#### What to do:
Swap each "Squats" in the data below for "Wall Sits", and write out every line again with nothing else changed.

— Start of Task inputs —

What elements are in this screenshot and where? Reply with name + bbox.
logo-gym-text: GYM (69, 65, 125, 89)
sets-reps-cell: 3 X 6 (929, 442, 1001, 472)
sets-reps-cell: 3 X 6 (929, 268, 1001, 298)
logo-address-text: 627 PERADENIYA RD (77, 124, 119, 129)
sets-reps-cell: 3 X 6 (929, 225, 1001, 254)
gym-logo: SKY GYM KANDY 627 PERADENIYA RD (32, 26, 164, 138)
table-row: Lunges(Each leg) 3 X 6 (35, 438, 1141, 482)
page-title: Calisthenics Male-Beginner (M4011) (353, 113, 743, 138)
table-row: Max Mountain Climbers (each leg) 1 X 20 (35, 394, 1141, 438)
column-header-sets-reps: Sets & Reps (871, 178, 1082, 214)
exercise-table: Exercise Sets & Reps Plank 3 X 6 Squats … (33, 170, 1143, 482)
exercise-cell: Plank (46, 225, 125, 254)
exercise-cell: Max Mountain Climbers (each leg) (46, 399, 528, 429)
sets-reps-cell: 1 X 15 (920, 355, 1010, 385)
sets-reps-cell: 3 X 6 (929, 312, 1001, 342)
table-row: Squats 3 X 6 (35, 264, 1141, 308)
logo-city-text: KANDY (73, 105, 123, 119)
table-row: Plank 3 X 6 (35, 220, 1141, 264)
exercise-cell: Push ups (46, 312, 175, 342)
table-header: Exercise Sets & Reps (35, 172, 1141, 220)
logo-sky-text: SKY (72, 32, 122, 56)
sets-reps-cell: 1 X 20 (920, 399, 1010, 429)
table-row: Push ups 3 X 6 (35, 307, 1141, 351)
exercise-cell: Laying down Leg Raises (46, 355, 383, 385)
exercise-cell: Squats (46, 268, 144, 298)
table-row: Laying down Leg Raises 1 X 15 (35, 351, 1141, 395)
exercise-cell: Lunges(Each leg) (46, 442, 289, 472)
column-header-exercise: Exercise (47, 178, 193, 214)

— End of Task inputs —

#### Worked answer:
What elements are in this screenshot and where? Reply with name + bbox.
logo-gym-text: GYM (69, 65, 125, 89)
sets-reps-cell: 3 X 6 (929, 442, 1001, 472)
sets-reps-cell: 3 X 6 (929, 268, 1001, 298)
logo-address-text: 627 PERADENIYA RD (77, 124, 119, 129)
sets-reps-cell: 3 X 6 (929, 225, 1001, 254)
gym-logo: SKY GYM KANDY 627 PERADENIYA RD (32, 26, 164, 138)
table-row: Lunges(Each leg) 3 X 6 (35, 438, 1141, 482)
page-title: Calisthenics Male-Beginner (M4011) (353, 113, 743, 138)
table-row: Max Mountain Climbers (each leg) 1 X 20 (35, 394, 1141, 438)
column-header-sets-reps: Sets & Reps (871, 178, 1082, 214)
exercise-table: Exercise Sets & Reps Plank 3 X 6 Wall Sits … (33, 170, 1143, 482)
exercise-cell: Plank (46, 225, 125, 254)
exercise-cell: Max Mountain Climbers (each leg) (46, 399, 528, 429)
sets-reps-cell: 1 X 15 (920, 355, 1010, 385)
sets-reps-cell: 3 X 6 (929, 312, 1001, 342)
table-row: Wall Sits 3 X 6 (35, 264, 1141, 308)
logo-city-text: KANDY (73, 105, 123, 119)
table-row: Plank 3 X 6 (35, 220, 1141, 264)
exercise-cell: Push ups (46, 312, 175, 342)
table-header: Exercise Sets & Reps (35, 172, 1141, 220)
logo-sky-text: SKY (72, 32, 122, 56)
sets-reps-cell: 1 X 20 (920, 399, 1010, 429)
table-row: Push ups 3 X 6 (35, 307, 1141, 351)
exercise-cell: Laying down Leg Raises (46, 355, 383, 385)
exercise-cell: Wall Sits (46, 268, 144, 298)
table-row: Laying down Leg Raises 1 X 15 (35, 351, 1141, 395)
exercise-cell: Lunges(Each leg) (46, 442, 289, 472)
column-header-exercise: Exercise (47, 178, 193, 214)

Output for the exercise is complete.